Work to complete:
Set down all of the data that follows word for word, without the images.

(Records from a collection)
********

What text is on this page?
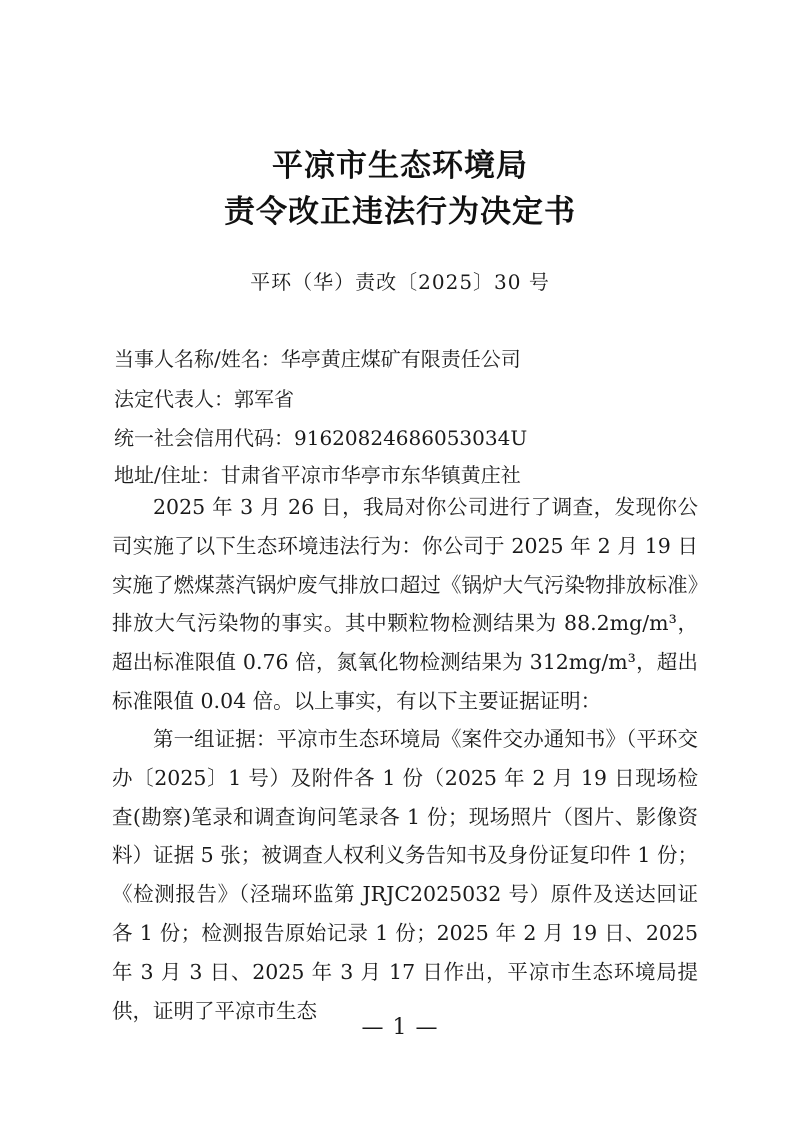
平凉市生态环境局
责令改正违法行为决定书
平环（华）责改〔2025〕30 号
当事人名称/姓名：华亭黄庄煤矿有限责任公司
法定代表人：郭军省
统一社会信用代码：91620824686053034U
地址/住址：甘肃省平凉市华亭市东华镇黄庄社

2025 年 3 月 26 日，我局对你公司进行了调查，发现你公司实施了以下生态环境违法行为：你公司于 2025 年 2 月 19 日实施了燃煤蒸汽锅炉废气排放口超过《锅炉大气污染物排放标准》排放大气污染物的事实。其中颗粒物检测结果为 88.2mg/m³，超出标准限值 0.76 倍，氮氧化物检测结果为 312mg/m³，超出标准限值 0.04 倍。以上事实，有以下主要证据证明：

第一组证据：平凉市生态环境局《案件交办通知书》（平环交办〔2025〕1 号）及附件各 1 份（2025 年 2 月 19 日现场检查(勘察)笔录和调查询问笔录各 1 份；现场照片（图片、影像资料）证据 5 张；被调查人权利义务告知书及身份证复印件 1 份；《检测报告》（泾瑞环监第 JRJC2025032 号）原件及送达回证各 1 份；检测报告原始记录 1 份；2025 年 2 月 19 日、2025 年 3 月 3 日、2025 年 3 月 17 日作出，平凉市生态环境局提供，证明了平凉市生态

— 1 —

********

Result of this exercise:
What text is on this page?
平凉市生态环境局
责令改正违法行为决定书
平环（华）责改〔2025〕30 号
当事人名称/姓名：华亭黄庄煤矿有限责任公司
法定代表人：郭军省
统一社会信用代码：91620824686053034U
地址/住址：甘肃省平凉市华亭市东华镇黄庄社

2025 年 3 月 26 日，我局对你公司进行了调查，发现你公司实施了以下生态环境违法行为：你公司于 2025 年 2 月 19 日实施了燃煤蒸汽锅炉废气排放口超过《锅炉大气污染物排放标准》排放大气污染物的事实。其中颗粒物检测结果为 88.2mg/m³，超出标准限值 0.76 倍，氮氧化物检测结果为 312mg/m³，超出标准限值 0.04 倍。以上事实，有以下主要证据证明：

第一组证据：平凉市生态环境局《案件交办通知书》（平环交办〔2025〕1 号）及附件各 1 份（2025 年 2 月 19 日现场检查(勘察)笔录和调查询问笔录各 1 份；现场照片（图片、影像资料）证据 5 张；被调查人权利义务告知书及身份证复印件 1 份；《检测报告》（泾瑞环监第 JRJC2025032 号）原件及送达回证各 1 份；检测报告原始记录 1 份；2025 年 2 月 19 日、2025 年 3 月 3 日、2025 年 3 月 17 日作出，平凉市生态环境局提供，证明了平凉市生态

— 1 —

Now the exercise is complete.